Write out the records below word for word, please.

........

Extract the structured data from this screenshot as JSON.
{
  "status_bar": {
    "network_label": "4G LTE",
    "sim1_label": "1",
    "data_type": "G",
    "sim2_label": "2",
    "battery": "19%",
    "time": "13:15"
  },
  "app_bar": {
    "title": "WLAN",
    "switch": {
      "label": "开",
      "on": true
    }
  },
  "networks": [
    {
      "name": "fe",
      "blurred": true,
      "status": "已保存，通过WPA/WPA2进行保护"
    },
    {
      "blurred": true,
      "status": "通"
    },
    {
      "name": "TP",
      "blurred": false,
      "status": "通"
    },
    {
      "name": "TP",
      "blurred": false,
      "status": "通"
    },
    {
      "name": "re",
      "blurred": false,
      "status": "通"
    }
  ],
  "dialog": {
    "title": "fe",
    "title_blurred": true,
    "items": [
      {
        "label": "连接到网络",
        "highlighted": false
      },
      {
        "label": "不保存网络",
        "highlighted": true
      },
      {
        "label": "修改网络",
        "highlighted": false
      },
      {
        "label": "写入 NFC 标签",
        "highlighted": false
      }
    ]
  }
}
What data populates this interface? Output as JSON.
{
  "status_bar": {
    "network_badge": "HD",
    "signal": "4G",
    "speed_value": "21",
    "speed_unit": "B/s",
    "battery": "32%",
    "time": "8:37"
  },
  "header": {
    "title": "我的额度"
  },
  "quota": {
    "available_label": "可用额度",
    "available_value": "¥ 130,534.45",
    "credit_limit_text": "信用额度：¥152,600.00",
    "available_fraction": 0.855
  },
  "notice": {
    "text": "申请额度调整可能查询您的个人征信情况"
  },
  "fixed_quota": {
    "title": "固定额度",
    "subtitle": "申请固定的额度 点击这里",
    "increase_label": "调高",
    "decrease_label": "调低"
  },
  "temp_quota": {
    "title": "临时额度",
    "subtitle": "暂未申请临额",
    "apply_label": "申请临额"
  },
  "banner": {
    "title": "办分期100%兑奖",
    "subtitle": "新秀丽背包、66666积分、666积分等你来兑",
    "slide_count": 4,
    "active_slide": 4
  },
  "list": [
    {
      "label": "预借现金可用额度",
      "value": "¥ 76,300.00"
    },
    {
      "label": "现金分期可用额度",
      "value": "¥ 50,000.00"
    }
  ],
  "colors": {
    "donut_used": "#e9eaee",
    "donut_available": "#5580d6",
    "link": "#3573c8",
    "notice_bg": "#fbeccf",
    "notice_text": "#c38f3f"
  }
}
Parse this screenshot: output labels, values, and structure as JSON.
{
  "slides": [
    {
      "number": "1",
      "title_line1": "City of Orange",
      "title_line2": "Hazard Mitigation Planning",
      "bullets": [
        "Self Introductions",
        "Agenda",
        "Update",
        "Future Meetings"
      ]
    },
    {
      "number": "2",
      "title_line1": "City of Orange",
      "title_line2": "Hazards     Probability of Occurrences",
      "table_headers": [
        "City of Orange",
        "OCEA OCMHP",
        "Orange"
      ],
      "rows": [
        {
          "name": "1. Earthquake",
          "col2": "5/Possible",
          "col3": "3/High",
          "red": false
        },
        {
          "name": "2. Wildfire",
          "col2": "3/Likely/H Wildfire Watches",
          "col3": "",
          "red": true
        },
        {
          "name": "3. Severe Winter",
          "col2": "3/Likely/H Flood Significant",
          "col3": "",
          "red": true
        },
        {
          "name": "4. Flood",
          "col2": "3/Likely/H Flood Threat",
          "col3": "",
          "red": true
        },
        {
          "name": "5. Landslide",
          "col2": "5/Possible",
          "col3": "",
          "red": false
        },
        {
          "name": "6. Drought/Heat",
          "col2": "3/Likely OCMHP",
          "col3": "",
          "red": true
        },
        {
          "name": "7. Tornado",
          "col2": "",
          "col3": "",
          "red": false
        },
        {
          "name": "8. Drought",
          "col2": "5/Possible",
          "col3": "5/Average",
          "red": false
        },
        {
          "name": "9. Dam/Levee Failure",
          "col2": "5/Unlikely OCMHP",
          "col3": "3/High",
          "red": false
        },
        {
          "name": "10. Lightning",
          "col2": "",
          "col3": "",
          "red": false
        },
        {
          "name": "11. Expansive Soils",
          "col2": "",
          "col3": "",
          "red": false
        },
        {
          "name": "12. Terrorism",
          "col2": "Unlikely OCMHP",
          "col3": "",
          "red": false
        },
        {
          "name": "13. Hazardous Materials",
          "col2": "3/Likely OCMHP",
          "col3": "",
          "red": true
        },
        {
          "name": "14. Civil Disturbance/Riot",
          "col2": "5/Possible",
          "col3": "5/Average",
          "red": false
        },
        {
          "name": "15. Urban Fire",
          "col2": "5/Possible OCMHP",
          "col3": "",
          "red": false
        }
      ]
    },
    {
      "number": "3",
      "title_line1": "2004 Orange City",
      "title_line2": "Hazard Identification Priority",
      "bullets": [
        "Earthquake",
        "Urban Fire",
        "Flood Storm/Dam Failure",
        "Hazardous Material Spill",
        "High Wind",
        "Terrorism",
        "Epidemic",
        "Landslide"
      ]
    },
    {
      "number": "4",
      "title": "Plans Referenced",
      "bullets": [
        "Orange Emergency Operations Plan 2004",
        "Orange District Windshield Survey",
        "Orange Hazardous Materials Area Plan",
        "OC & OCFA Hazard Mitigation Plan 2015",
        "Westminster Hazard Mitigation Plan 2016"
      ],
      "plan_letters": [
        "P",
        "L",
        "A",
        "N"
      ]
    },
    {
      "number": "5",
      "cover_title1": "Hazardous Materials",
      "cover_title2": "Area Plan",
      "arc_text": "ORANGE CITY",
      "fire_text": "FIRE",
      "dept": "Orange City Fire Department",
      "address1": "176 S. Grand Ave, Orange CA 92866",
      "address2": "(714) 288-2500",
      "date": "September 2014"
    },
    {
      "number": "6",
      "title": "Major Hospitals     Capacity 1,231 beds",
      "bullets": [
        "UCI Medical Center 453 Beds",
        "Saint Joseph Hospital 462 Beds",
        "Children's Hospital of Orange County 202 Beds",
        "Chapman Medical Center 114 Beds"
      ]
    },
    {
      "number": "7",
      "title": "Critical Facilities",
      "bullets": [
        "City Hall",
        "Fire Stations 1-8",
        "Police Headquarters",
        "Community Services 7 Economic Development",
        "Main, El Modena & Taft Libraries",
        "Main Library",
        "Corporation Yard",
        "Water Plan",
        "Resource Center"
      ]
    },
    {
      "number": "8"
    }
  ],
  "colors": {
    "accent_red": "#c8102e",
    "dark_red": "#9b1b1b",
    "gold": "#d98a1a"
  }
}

........

**Exercise solution:**
Extract the structured data from this screenshot as JSON.
{
  "status_bar": {
    "network_label": "4G LTE",
    "sim1_label": "1",
    "data_type": "G",
    "sim2_label": "2",
    "battery": "19%",
    "time": "13:15"
  },
  "app_bar": {
    "title": "WLAN",
    "switch": {
      "label": "开",
      "on": true
    }
  },
  "networks": [
    {
      "name": "fe",
      "blurred": true,
      "status": "已保存，通过WPA/WPA2进行保护"
    },
    {
      "blurred": true,
      "status": "通"
    },
    {
      "name": "TP",
      "blurred": false,
      "status": "通"
    },
    {
      "name": "TP",
      "blurred": false,
      "status": "通"
    },
    {
      "name": "re",
      "blurred": false,
      "status": "通"
    }
  ],
  "dialog": {
    "title": "fe",
    "title_blurred": true,
    "items": [
      {
        "label": "连接到网络",
        "highlighted": false
      },
      {
        "label": "不保存网络",
        "highlighted": true
      },
      {
        "label": "修改网络",
        "highlighted": false
      },
      {
        "label": "写入 NFC 标签",
        "highlighted": false
      }
    ]
  }
}
What data populates this interface? Output as JSON.
{
  "status_bar": {
    "network_badge": "HD",
    "signal": "4G",
    "speed_value": "21",
    "speed_unit": "B/s",
    "battery": "32%",
    "time": "8:37"
  },
  "header": {
    "title": "我的额度"
  },
  "quota": {
    "available_label": "可用额度",
    "available_value": "¥ 130,534.45",
    "credit_limit_text": "信用额度：¥152,600.00",
    "available_fraction": 0.855
  },
  "notice": {
    "text": "申请额度调整可能查询您的个人征信情况"
  },
  "fixed_quota": {
    "title": "固定额度",
    "subtitle": "申请固定的额度 点击这里",
    "increase_label": "调高",
    "decrease_label": "调低"
  },
  "temp_quota": {
    "title": "临时额度",
    "subtitle": "暂未申请临额",
    "apply_label": "申请临额"
  },
  "banner": {
    "title": "办分期100%兑奖",
    "subtitle": "新秀丽背包、66666积分、666积分等你来兑",
    "slide_count": 4,
    "active_slide": 4
  },
  "list": [
    {
      "label": "预借现金可用额度",
      "value": "¥ 76,300.00"
    },
    {
      "label": "现金分期可用额度",
      "value": "¥ 50,000.00"
    }
  ],
  "colors": {
    "donut_used": "#e9eaee",
    "donut_available": "#5580d6",
    "link": "#3573c8",
    "notice_bg": "#fbeccf",
    "notice_text": "#c38f3f"
  }
}
Parse this screenshot: output labels, values, and structure as JSON.
{
  "slides": [
    {
      "number": "1",
      "title_line1": "City of Orange",
      "title_line2": "Hazard Mitigation Planning",
      "bullets": [
        "Self Introductions",
        "Agenda",
        "Update",
        "Future Meetings"
      ]
    },
    {
      "number": "2",
      "title_line1": "City of Orange",
      "title_line2": "Hazards     Probability of Occurrences",
      "table_headers": [
        "City of Orange",
        "OCEA OCMHP",
        "Orange"
      ],
      "rows": [
        {
          "name": "1. Earthquake",
          "col2": "5/Possible",
          "col3": "3/High",
          "red": false
        },
        {
          "name": "2. Wildfire",
          "col2": "3/Likely/H Wildfire Watches",
          "col3": "",
          "red": true
        },
        {
          "name": "3. Severe Winter",
          "col2": "3/Likely/H Flood Significant",
          "col3": "",
          "red": true
        },
        {
          "name": "4. Flood",
          "col2": "3/Likely/H Flood Threat",
          "col3": "",
          "red": true
        },
        {
          "name": "5. Landslide",
          "col2": "5/Possible",
          "col3": "",
          "red": false
        },
        {
          "name": "6. Drought/Heat",
          "col2": "3/Likely OCMHP",
          "col3": "",
          "red": true
        },
        {
          "name": "7. Tornado",
          "col2": "",
          "col3": "",
          "red": false
        },
        {
          "name": "8. Drought",
          "col2": "5/Possible",
          "col3": "5/Average",
          "red": false
        },
        {
          "name": "9. Dam/Levee Failure",
          "col2": "5/Unlikely OCMHP",
          "col3": "3/High",
          "red": false
        },
        {
          "name": "10. Lightning",
          "col2": "",
          "col3": "",
          "red": false
        },
        {
          "name": "11. Expansive Soils",
          "col2": "",
          "col3": "",
          "red": false
        },
        {
          "name": "12. Terrorism",
          "col2": "Unlikely OCMHP",
          "col3": "",
          "red": false
        },
        {
          "name": "13. Hazardous Materials",
          "col2": "3/Likely OCMHP",
          "col3": "",
          "red": true
        },
        {
          "name": "14. Civil Disturbance/Riot",
          "col2": "5/Possible",
          "col3": "5/Average",
          "red": false
        },
        {
          "name": "15. Urban Fire",
          "col2": "5/Possible OCMHP",
          "col3": "",
          "red": false
        }
      ]
    },
    {
      "number": "3",
      "title_line1": "2004 Orange City",
      "title_line2": "Hazard Identification Priority",
      "bullets": [
        "Earthquake",
        "Urban Fire",
        "Flood Storm/Dam Failure",
        "Hazardous Material Spill",
        "High Wind",
        "Terrorism",
        "Epidemic",
        "Landslide"
      ]
    },
    {
      "number": "4",
      "title": "Plans Referenced",
      "bullets": [
        "Orange Emergency Operations Plan 2004",
        "Orange District Windshield Survey",
        "Orange Hazardous Materials Area Plan",
        "OC & OCFA Hazard Mitigation Plan 2015",
        "Westminster Hazard Mitigation Plan 2016"
      ],
      "plan_letters": [
        "P",
        "L",
        "A",
        "N"
      ]
    },
    {
      "number": "5",
      "cover_title1": "Hazardous Materials",
      "cover_title2": "Area Plan",
      "arc_text": "ORANGE CITY",
      "fire_text": "FIRE",
      "dept": "Orange City Fire Department",
      "address1": "176 S. Grand Ave, Orange CA 92866",
      "address2": "(714) 288-2500",
      "date": "September 2014"
    },
    {
      "number": "6",
      "title": "Major Hospitals     Capacity 1,231 beds",
      "bullets": [
        "UCI Medical Center 453 Beds",
        "Saint Joseph Hospital 462 Beds",
        "Children's Hospital of Orange County 202 Beds",
        "Chapman Medical Center 114 Beds"
      ]
    },
    {
      "number": "7",
      "title": "Critical Facilities",
      "bullets": [
        "City Hall",
        "Fire Stations 1-8",
        "Police Headquarters",
        "Community Services 7 Economic Development",
        "Main, El Modena & Taft Libraries",
        "Main Library",
        "Corporation Yard",
        "Water Plan",
        "Resource Center"
      ]
    },
    {
      "number": "8"
    }
  ],
  "colors": {
    "accent_red": "#c8102e",
    "dark_red": "#9b1b1b",
    "gold": "#d98a1a"
  }
}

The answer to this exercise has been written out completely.